To do →
Give every entry again, word for word and in full.

--- Start Material for this exercise ---

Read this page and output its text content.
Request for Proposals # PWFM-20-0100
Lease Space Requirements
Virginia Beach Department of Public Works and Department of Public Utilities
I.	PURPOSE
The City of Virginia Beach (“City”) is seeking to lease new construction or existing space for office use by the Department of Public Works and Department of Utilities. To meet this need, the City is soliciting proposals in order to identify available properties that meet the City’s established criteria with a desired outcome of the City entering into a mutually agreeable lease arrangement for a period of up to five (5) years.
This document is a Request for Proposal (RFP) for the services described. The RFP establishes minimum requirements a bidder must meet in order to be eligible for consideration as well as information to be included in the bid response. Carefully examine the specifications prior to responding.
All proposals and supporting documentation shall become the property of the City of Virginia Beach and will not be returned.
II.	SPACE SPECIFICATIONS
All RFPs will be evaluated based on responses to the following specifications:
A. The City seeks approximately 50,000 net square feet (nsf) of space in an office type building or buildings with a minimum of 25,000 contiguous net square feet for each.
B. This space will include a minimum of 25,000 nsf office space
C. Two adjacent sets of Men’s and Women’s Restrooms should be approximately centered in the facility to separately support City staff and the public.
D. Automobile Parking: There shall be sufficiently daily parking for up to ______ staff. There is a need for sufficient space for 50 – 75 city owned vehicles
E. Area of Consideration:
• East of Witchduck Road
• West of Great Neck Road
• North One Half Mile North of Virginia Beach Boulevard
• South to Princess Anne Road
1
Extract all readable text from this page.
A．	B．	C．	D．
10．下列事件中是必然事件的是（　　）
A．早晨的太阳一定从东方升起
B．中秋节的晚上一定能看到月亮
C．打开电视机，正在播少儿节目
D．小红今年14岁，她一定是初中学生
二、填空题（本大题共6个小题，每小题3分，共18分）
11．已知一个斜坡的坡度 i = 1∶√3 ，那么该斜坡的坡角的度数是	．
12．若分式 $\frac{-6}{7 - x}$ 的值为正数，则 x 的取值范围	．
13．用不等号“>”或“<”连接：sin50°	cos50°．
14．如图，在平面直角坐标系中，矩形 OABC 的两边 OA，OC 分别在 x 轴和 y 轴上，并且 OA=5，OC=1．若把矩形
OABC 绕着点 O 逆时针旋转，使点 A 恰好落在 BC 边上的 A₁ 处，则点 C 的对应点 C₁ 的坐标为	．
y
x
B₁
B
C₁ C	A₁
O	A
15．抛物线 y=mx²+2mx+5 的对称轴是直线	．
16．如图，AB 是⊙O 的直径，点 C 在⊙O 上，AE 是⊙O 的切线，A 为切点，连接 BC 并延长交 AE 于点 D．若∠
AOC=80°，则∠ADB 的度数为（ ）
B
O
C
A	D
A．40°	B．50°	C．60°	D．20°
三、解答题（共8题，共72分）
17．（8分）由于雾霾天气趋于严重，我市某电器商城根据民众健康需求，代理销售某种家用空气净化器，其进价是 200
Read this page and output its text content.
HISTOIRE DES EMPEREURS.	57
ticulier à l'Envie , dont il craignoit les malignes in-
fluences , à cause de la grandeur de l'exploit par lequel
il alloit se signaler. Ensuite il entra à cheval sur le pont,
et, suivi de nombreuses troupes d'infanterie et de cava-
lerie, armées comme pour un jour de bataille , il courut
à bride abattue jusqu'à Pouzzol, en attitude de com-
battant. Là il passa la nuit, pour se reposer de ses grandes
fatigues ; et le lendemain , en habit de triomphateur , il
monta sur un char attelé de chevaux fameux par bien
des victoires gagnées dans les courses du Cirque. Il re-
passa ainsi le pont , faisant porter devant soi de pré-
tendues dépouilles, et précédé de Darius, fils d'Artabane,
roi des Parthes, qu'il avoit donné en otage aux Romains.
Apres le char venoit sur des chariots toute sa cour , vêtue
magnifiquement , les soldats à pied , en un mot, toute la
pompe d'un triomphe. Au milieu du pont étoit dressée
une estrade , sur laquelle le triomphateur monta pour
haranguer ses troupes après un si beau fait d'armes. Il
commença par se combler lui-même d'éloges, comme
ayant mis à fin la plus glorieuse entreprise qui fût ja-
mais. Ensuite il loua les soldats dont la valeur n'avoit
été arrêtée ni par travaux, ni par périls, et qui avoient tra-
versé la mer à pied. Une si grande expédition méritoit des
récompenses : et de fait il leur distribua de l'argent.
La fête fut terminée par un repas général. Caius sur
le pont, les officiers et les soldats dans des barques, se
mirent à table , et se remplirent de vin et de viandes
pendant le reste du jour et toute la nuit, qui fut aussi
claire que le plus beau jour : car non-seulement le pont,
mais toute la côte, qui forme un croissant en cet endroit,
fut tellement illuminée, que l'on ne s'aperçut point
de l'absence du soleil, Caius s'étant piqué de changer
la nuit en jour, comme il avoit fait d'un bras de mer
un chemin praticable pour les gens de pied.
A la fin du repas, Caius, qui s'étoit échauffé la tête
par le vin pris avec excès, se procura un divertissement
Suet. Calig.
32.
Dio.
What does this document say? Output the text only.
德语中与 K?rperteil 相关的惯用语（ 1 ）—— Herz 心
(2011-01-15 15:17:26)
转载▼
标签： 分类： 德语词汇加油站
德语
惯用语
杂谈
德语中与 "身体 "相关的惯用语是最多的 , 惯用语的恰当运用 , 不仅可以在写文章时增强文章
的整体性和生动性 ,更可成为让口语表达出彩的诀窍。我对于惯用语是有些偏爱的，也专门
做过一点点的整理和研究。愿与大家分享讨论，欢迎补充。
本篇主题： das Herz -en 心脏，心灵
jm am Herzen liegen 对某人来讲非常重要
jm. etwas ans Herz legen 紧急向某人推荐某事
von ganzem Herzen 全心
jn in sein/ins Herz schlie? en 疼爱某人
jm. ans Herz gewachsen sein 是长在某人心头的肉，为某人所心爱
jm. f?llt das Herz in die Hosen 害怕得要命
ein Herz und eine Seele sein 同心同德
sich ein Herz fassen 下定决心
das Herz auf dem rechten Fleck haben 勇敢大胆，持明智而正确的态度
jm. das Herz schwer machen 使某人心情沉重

--- End Material for this exercise ---

Answer in full →
Read this page and output its text content.
Request for Proposals # PWFM-20-0100
Lease Space Requirements
Virginia Beach Department of Public Works and Department of Public Utilities
I.	PURPOSE
The City of Virginia Beach (“City”) is seeking to lease new construction or existing space for office use by the Department of Public Works and Department of Utilities. To meet this need, the City is soliciting proposals in order to identify available properties that meet the City’s established criteria with a desired outcome of the City entering into a mutually agreeable lease arrangement for a period of up to five (5) years.
This document is a Request for Proposal (RFP) for the services described. The RFP establishes minimum requirements a bidder must meet in order to be eligible for consideration as well as information to be included in the bid response. Carefully examine the specifications prior to responding.
All proposals and supporting documentation shall become the property of the City of Virginia Beach and will not be returned.
II.	SPACE SPECIFICATIONS
All RFPs will be evaluated based on responses to the following specifications:
A. The City seeks approximately 50,000 net square feet (nsf) of space in an office type building or buildings with a minimum of 25,000 contiguous net square feet for each.
B. This space will include a minimum of 25,000 nsf office space
C. Two adjacent sets of Men’s and Women’s Restrooms should be approximately centered in the facility to separately support City staff and the public.
D. Automobile Parking: There shall be sufficiently daily parking for up to ______ staff. There is a need for sufficient space for 50 – 75 city owned vehicles
E. Area of Consideration:
• East of Witchduck Road
• West of Great Neck Road
• North One Half Mile North of Virginia Beach Boulevard
• South to Princess Anne Road
1
Extract all readable text from this page.
A．	B．	C．	D．
10．下列事件中是必然事件的是（　　）
A．早晨的太阳一定从东方升起
B．中秋节的晚上一定能看到月亮
C．打开电视机，正在播少儿节目
D．小红今年14岁，她一定是初中学生
二、填空题（本大题共6个小题，每小题3分，共18分）
11．已知一个斜坡的坡度 i = 1∶√3 ，那么该斜坡的坡角的度数是	．
12．若分式 $\frac{-6}{7 - x}$ 的值为正数，则 x 的取值范围	．
13．用不等号“>”或“<”连接：sin50°	cos50°．
14．如图，在平面直角坐标系中，矩形 OABC 的两边 OA，OC 分别在 x 轴和 y 轴上，并且 OA=5，OC=1．若把矩形
OABC 绕着点 O 逆时针旋转，使点 A 恰好落在 BC 边上的 A₁ 处，则点 C 的对应点 C₁ 的坐标为	．
y
x
B₁
B
C₁ C	A₁
O	A
15．抛物线 y=mx²+2mx+5 的对称轴是直线	．
16．如图，AB 是⊙O 的直径，点 C 在⊙O 上，AE 是⊙O 的切线，A 为切点，连接 BC 并延长交 AE 于点 D．若∠
AOC=80°，则∠ADB 的度数为（ ）
B
O
C
A	D
A．40°	B．50°	C．60°	D．20°
三、解答题（共8题，共72分）
17．（8分）由于雾霾天气趋于严重，我市某电器商城根据民众健康需求，代理销售某种家用空气净化器，其进价是 200
Read this page and output its text content.
HISTOIRE DES EMPEREURS.	57
ticulier à l'Envie , dont il craignoit les malignes in-
fluences , à cause de la grandeur de l'exploit par lequel
il alloit se signaler. Ensuite il entra à cheval sur le pont,
et, suivi de nombreuses troupes d'infanterie et de cava-
lerie, armées comme pour un jour de bataille , il courut
à bride abattue jusqu'à Pouzzol, en attitude de com-
battant. Là il passa la nuit, pour se reposer de ses grandes
fatigues ; et le lendemain , en habit de triomphateur , il
monta sur un char attelé de chevaux fameux par bien
des victoires gagnées dans les courses du Cirque. Il re-
passa ainsi le pont , faisant porter devant soi de pré-
tendues dépouilles, et précédé de Darius, fils d'Artabane,
roi des Parthes, qu'il avoit donné en otage aux Romains.
Apres le char venoit sur des chariots toute sa cour , vêtue
magnifiquement , les soldats à pied , en un mot, toute la
pompe d'un triomphe. Au milieu du pont étoit dressée
une estrade , sur laquelle le triomphateur monta pour
haranguer ses troupes après un si beau fait d'armes. Il
commença par se combler lui-même d'éloges, comme
ayant mis à fin la plus glorieuse entreprise qui fût ja-
mais. Ensuite il loua les soldats dont la valeur n'avoit
été arrêtée ni par travaux, ni par périls, et qui avoient tra-
versé la mer à pied. Une si grande expédition méritoit des
récompenses : et de fait il leur distribua de l'argent.
La fête fut terminée par un repas général. Caius sur
le pont, les officiers et les soldats dans des barques, se
mirent à table , et se remplirent de vin et de viandes
pendant le reste du jour et toute la nuit, qui fut aussi
claire que le plus beau jour : car non-seulement le pont,
mais toute la côte, qui forme un croissant en cet endroit,
fut tellement illuminée, que l'on ne s'aperçut point
de l'absence du soleil, Caius s'étant piqué de changer
la nuit en jour, comme il avoit fait d'un bras de mer
un chemin praticable pour les gens de pied.
A la fin du repas, Caius, qui s'étoit échauffé la tête
par le vin pris avec excès, se procura un divertissement
Suet. Calig.
32.
Dio.
What does this document say? Output the text only.
德语中与 K?rperteil 相关的惯用语（ 1 ）—— Herz 心
(2011-01-15 15:17:26)
转载▼
标签： 分类： 德语词汇加油站
德语
惯用语
杂谈
德语中与 "身体 "相关的惯用语是最多的 , 惯用语的恰当运用 , 不仅可以在写文章时增强文章
的整体性和生动性 ,更可成为让口语表达出彩的诀窍。我对于惯用语是有些偏爱的，也专门
做过一点点的整理和研究。愿与大家分享讨论，欢迎补充。
本篇主题： das Herz -en 心脏，心灵
jm am Herzen liegen 对某人来讲非常重要
jm. etwas ans Herz legen 紧急向某人推荐某事
von ganzem Herzen 全心
jn in sein/ins Herz schlie? en 疼爱某人
jm. ans Herz gewachsen sein 是长在某人心头的肉，为某人所心爱
jm. f?llt das Herz in die Hosen 害怕得要命
ein Herz und eine Seele sein 同心同德
sich ein Herz fassen 下定决心
das Herz auf dem rechten Fleck haben 勇敢大胆，持明智而正确的态度
jm. das Herz schwer machen 使某人心情沉重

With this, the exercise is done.